Records from a data collection:
● ● ●
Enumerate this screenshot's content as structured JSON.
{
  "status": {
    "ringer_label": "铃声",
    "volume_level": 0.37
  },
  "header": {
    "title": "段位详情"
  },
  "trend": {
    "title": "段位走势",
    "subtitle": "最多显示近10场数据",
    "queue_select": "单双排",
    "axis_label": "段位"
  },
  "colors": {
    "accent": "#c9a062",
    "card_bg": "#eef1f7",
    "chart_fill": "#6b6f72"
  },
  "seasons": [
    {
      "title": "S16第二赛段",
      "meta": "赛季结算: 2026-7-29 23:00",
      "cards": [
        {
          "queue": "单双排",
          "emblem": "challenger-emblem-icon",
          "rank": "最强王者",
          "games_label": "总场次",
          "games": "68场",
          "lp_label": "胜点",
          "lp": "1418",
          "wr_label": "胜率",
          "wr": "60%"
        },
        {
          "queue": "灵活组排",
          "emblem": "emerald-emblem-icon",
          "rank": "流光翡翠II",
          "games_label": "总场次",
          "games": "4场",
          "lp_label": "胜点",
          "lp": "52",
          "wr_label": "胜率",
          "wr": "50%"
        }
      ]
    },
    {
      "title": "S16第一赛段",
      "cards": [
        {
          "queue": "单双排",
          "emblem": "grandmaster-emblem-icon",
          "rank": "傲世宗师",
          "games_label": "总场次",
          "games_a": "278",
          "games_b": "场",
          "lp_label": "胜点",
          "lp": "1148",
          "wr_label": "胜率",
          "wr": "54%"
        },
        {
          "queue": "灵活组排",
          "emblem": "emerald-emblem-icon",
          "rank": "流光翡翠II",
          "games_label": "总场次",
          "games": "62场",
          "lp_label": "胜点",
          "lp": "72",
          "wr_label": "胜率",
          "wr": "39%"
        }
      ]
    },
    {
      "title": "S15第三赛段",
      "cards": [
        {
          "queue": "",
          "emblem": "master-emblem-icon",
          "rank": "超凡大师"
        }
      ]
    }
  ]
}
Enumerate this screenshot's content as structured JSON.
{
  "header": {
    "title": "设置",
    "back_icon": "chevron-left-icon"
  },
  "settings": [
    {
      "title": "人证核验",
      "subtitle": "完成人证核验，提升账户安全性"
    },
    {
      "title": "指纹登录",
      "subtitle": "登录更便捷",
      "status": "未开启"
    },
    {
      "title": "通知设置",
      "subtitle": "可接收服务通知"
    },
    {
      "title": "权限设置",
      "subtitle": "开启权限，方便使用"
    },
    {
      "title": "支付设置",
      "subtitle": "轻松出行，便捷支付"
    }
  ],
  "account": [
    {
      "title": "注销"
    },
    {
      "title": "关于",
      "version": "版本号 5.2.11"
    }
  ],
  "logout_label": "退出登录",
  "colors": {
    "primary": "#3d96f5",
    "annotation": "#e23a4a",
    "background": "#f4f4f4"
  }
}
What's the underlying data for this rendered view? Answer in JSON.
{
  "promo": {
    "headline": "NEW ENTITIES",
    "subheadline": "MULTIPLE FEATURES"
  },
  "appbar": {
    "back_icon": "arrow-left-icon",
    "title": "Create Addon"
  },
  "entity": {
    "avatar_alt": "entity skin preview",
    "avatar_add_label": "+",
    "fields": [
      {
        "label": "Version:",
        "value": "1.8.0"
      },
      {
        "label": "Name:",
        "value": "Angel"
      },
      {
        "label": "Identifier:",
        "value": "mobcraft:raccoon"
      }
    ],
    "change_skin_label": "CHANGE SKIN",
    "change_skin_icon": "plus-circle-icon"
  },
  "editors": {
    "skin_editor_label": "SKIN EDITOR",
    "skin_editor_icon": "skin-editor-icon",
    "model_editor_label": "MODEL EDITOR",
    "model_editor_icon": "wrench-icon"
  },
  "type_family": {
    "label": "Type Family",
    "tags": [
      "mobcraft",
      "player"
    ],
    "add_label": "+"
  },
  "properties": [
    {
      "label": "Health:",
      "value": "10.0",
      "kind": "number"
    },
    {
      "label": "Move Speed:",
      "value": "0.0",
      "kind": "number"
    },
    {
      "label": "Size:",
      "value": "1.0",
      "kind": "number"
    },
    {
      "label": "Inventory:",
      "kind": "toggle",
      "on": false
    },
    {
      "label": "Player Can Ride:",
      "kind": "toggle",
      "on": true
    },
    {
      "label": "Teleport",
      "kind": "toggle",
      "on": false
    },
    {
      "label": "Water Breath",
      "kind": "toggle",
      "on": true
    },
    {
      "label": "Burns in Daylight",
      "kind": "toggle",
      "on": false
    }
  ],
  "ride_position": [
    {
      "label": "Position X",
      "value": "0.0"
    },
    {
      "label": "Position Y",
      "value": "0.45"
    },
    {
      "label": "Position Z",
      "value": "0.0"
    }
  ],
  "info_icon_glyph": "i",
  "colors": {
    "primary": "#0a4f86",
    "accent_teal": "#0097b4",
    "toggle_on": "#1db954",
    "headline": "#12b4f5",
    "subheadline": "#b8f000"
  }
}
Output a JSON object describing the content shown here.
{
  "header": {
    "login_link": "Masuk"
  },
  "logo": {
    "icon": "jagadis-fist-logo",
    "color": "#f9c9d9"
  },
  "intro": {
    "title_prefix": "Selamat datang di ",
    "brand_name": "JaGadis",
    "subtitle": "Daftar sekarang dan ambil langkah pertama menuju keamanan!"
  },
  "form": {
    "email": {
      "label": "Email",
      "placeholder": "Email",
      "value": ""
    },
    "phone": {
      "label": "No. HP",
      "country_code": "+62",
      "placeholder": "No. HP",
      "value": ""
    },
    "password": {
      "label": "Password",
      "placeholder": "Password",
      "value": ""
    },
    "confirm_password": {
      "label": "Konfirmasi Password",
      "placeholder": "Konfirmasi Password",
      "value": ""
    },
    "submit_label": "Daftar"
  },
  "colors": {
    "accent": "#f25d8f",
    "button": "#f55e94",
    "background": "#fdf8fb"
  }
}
● ● ●
Check every line of the records above for the string "subheadline" and say how many contain it, giving the number alone.

2